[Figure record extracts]
BEGIN
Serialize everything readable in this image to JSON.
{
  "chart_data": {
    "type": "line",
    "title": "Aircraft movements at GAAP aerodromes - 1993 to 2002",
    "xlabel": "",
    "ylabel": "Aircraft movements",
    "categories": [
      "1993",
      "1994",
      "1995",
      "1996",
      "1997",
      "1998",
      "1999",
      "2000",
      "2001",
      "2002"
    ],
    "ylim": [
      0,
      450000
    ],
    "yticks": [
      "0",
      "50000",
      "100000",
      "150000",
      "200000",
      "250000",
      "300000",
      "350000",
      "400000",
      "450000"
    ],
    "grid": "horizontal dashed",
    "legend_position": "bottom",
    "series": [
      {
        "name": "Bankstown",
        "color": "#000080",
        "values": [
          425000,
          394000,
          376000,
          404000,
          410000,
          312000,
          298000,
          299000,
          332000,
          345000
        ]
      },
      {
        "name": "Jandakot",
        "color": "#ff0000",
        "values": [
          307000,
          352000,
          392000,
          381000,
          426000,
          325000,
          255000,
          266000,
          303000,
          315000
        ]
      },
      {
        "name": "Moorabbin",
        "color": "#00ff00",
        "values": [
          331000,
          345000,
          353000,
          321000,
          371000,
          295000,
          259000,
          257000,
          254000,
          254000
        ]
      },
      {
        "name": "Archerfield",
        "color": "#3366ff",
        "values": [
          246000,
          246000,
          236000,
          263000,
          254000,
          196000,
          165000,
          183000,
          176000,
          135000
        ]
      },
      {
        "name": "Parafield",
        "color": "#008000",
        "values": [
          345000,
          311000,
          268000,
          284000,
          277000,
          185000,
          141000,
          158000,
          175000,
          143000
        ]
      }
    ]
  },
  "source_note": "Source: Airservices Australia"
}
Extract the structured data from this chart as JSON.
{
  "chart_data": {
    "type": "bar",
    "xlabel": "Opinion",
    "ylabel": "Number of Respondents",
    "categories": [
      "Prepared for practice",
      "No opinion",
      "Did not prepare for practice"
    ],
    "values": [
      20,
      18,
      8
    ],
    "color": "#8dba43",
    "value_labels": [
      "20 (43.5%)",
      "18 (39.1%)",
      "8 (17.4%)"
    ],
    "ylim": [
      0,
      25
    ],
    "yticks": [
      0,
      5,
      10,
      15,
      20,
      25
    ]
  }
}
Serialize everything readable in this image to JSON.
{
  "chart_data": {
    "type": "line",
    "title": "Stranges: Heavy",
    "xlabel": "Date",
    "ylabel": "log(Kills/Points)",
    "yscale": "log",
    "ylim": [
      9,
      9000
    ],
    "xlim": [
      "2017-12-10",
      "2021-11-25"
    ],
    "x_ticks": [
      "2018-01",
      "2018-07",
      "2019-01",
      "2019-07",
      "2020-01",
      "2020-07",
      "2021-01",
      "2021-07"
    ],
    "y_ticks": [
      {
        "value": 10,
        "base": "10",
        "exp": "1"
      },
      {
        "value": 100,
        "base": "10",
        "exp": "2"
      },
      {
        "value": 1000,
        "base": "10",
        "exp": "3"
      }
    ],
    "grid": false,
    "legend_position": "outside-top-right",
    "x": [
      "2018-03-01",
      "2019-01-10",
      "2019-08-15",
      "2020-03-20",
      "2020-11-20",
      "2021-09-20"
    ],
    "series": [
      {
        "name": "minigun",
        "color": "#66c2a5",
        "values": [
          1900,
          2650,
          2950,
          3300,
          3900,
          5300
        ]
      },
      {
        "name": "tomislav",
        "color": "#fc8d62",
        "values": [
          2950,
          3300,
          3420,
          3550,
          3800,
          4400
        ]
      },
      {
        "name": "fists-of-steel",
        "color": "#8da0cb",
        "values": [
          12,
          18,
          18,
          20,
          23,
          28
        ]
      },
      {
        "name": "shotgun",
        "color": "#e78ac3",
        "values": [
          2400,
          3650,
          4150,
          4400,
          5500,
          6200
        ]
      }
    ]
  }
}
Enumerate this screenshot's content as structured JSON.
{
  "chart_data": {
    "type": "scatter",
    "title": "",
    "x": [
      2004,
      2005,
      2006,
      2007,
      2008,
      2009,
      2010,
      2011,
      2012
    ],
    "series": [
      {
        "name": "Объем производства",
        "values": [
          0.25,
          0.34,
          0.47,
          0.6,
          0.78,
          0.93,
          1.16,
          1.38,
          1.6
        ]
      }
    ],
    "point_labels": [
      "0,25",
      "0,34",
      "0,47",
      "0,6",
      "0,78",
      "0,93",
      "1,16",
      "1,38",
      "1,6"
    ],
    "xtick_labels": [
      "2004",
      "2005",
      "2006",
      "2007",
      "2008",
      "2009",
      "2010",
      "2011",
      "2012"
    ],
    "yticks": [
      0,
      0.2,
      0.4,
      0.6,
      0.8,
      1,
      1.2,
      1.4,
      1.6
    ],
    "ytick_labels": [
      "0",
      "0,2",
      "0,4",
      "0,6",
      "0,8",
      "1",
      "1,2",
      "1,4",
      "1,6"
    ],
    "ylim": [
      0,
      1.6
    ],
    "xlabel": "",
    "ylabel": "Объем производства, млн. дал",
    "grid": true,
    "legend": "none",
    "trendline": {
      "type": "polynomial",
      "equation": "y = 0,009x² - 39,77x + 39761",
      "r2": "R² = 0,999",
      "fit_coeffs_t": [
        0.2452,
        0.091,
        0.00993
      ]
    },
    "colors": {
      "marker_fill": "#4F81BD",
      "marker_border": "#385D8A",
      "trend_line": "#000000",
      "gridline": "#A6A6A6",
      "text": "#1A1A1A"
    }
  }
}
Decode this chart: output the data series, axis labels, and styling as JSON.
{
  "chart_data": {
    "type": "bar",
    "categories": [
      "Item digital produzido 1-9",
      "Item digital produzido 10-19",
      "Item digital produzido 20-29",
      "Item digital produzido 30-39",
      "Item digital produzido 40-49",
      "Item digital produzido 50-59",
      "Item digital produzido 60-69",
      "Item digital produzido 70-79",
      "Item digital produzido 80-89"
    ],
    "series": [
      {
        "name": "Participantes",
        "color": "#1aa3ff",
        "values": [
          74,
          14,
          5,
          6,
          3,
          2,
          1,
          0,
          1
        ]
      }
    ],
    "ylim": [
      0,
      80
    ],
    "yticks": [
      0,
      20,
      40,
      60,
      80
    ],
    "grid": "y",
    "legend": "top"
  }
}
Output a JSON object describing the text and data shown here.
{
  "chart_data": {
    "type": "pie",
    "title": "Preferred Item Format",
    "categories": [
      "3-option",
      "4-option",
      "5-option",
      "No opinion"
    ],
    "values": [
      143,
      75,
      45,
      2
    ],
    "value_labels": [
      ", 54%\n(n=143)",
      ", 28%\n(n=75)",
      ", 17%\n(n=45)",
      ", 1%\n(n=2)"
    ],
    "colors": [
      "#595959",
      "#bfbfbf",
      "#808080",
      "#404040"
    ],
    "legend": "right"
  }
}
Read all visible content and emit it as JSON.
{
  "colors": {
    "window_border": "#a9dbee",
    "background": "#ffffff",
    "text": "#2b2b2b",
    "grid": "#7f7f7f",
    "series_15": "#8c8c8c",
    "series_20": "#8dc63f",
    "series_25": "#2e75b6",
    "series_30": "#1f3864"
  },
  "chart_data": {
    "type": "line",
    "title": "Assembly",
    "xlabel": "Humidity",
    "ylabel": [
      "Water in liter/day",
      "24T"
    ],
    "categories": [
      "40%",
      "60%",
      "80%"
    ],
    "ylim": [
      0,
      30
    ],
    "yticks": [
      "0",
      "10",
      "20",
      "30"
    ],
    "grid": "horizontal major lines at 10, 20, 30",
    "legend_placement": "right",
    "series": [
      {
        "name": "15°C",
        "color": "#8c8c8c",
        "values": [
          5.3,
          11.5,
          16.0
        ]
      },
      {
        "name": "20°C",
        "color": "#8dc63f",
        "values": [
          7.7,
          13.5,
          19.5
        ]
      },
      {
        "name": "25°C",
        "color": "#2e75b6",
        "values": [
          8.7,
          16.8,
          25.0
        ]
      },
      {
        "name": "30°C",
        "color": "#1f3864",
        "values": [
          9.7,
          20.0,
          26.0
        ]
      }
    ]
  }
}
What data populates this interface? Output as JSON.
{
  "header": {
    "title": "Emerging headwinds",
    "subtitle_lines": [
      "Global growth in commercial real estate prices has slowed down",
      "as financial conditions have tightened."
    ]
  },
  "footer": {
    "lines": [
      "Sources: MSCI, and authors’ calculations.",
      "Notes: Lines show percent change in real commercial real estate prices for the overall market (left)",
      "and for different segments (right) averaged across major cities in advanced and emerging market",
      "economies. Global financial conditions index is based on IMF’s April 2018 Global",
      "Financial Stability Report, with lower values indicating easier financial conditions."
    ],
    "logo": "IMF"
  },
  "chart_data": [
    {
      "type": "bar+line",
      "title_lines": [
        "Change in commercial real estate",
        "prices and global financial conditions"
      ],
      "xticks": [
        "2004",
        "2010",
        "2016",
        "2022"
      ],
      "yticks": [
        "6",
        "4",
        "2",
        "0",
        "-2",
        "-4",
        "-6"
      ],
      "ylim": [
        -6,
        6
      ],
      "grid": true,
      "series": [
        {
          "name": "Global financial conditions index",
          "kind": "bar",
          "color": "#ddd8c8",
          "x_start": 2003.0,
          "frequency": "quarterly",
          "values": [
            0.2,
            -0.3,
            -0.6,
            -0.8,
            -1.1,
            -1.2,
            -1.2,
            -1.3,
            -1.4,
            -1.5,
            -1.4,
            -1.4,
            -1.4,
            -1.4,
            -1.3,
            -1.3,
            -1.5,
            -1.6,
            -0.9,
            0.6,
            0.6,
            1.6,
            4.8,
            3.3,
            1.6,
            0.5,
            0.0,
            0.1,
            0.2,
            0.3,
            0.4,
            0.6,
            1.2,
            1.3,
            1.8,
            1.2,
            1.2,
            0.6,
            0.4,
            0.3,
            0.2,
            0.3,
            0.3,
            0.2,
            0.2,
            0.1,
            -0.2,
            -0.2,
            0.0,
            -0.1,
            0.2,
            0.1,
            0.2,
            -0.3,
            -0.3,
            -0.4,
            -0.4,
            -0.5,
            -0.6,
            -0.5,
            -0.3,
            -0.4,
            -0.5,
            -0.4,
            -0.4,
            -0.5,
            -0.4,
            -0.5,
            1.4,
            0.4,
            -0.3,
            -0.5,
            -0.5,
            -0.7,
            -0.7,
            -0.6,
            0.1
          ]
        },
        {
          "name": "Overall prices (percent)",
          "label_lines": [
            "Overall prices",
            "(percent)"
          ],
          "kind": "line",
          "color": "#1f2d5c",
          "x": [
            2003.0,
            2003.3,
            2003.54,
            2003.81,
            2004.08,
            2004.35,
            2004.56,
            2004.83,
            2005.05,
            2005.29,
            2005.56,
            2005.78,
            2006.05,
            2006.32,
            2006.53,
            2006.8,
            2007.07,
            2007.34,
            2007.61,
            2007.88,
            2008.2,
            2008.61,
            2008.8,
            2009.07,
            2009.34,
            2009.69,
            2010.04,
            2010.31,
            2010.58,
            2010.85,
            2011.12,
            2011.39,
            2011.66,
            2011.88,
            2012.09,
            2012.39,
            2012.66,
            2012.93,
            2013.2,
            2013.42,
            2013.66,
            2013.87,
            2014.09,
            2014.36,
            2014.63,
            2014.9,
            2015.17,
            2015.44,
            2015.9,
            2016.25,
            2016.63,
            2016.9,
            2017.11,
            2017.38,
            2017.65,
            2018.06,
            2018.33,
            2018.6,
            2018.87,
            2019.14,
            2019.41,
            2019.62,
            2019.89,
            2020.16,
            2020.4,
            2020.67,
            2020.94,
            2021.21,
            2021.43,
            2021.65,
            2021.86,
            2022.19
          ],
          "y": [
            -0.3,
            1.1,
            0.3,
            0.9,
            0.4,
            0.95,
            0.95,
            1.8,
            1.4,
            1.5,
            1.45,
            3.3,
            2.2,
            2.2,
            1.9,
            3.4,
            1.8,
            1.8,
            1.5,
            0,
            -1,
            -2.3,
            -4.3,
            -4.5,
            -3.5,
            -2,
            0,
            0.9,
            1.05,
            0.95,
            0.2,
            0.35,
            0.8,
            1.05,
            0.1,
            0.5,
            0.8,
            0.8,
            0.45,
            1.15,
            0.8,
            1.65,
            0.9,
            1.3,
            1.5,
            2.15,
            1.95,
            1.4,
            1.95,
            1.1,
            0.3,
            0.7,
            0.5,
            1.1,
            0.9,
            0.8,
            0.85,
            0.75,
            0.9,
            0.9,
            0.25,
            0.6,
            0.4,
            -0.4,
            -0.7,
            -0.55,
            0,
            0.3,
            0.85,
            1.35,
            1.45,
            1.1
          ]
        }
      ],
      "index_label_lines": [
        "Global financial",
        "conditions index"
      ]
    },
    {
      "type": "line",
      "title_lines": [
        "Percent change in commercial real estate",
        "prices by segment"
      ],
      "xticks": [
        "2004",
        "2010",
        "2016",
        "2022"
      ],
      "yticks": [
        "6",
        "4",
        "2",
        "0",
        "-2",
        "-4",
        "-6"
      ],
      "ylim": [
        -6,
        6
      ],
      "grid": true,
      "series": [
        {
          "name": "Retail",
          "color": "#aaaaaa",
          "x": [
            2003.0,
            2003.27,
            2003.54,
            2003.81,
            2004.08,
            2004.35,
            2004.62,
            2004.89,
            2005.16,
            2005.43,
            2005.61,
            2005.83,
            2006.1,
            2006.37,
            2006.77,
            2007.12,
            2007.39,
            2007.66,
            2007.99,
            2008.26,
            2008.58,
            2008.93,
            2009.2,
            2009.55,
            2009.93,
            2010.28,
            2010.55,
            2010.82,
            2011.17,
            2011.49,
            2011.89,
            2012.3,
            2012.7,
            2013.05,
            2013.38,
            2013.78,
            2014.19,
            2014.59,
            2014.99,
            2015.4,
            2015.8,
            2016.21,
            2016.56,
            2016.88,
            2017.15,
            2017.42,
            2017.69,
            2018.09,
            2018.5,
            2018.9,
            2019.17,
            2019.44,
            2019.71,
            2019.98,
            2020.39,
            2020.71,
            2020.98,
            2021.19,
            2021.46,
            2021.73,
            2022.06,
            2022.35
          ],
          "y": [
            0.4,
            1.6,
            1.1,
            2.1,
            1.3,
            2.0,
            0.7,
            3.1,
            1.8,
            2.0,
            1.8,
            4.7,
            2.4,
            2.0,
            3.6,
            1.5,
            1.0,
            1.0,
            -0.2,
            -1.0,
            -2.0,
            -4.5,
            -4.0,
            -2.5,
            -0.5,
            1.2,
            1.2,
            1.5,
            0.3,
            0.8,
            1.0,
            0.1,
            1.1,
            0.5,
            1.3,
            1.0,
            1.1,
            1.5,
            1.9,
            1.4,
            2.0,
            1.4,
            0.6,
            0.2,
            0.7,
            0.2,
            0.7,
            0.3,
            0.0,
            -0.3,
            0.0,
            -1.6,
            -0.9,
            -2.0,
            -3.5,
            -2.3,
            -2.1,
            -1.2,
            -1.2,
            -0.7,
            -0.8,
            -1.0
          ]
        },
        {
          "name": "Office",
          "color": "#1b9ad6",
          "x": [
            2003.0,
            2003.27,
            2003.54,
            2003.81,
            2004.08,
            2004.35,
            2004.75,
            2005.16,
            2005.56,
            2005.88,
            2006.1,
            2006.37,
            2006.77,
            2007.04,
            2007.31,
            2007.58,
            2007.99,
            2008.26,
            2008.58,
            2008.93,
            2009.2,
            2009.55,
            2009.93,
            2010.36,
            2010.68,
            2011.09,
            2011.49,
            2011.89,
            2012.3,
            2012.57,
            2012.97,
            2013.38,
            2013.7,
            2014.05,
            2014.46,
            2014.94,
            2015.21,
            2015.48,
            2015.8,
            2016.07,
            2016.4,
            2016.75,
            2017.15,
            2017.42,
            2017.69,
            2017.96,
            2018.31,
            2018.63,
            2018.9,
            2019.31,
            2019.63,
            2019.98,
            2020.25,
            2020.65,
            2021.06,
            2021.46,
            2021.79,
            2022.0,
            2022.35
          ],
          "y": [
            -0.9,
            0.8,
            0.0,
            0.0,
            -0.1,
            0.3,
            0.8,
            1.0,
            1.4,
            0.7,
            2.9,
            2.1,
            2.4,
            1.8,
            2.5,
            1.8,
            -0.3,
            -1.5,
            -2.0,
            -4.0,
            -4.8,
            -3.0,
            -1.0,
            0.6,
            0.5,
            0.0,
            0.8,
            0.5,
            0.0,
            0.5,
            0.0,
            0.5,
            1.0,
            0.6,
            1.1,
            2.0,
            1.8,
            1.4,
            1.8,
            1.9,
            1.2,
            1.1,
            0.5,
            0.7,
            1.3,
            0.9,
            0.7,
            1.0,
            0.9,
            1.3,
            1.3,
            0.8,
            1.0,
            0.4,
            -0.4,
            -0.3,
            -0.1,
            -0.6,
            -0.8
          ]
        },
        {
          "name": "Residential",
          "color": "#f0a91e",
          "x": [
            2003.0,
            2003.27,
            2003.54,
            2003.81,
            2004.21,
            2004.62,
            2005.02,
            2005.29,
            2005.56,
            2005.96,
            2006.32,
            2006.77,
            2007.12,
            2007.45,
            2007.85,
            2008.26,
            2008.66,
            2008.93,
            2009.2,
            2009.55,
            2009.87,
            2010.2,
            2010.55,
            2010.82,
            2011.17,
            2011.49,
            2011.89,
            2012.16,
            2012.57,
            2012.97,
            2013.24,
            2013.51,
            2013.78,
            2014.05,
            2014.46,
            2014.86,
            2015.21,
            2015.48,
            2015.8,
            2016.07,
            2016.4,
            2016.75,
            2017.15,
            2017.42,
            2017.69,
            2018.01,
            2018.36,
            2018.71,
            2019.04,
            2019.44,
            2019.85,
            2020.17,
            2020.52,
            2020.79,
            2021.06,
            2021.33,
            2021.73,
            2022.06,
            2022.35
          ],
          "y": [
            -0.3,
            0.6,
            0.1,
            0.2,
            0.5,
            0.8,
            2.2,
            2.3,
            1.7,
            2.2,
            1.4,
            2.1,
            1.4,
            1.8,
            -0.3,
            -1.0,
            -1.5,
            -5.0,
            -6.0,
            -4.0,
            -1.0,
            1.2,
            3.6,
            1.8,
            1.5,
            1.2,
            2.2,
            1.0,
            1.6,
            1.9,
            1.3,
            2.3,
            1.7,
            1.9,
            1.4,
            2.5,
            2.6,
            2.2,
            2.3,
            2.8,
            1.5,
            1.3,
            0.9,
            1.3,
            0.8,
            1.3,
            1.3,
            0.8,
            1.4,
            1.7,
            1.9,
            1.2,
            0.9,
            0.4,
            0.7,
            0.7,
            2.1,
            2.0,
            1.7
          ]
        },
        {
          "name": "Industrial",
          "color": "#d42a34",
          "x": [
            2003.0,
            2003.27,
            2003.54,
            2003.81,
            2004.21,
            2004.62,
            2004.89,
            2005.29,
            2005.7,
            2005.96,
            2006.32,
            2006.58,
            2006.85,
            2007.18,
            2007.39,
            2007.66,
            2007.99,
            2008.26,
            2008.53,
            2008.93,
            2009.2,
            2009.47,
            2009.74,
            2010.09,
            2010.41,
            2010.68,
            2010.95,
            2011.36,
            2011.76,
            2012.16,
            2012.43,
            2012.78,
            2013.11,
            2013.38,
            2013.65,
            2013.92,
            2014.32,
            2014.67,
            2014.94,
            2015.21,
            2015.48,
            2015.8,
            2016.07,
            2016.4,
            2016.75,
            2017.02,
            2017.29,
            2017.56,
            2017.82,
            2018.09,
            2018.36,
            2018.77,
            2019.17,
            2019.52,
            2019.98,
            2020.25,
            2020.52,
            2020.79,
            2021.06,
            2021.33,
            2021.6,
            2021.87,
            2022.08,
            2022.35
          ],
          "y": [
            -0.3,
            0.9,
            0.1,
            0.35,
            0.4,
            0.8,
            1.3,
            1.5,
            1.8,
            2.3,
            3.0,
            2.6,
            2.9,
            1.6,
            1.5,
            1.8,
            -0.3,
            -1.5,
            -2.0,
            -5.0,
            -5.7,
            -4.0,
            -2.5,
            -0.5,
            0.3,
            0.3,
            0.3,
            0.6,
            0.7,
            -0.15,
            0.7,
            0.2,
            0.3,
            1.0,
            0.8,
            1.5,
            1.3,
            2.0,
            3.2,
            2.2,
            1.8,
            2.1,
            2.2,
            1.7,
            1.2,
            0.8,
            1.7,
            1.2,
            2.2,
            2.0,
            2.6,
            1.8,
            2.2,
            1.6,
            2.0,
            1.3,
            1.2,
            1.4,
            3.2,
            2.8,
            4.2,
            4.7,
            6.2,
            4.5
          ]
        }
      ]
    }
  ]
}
END
[EXERCISE DIRECTIONS]
Determine the number of lines containing "horizontal". Write only that number.

[REPLY TO THE TASK]
2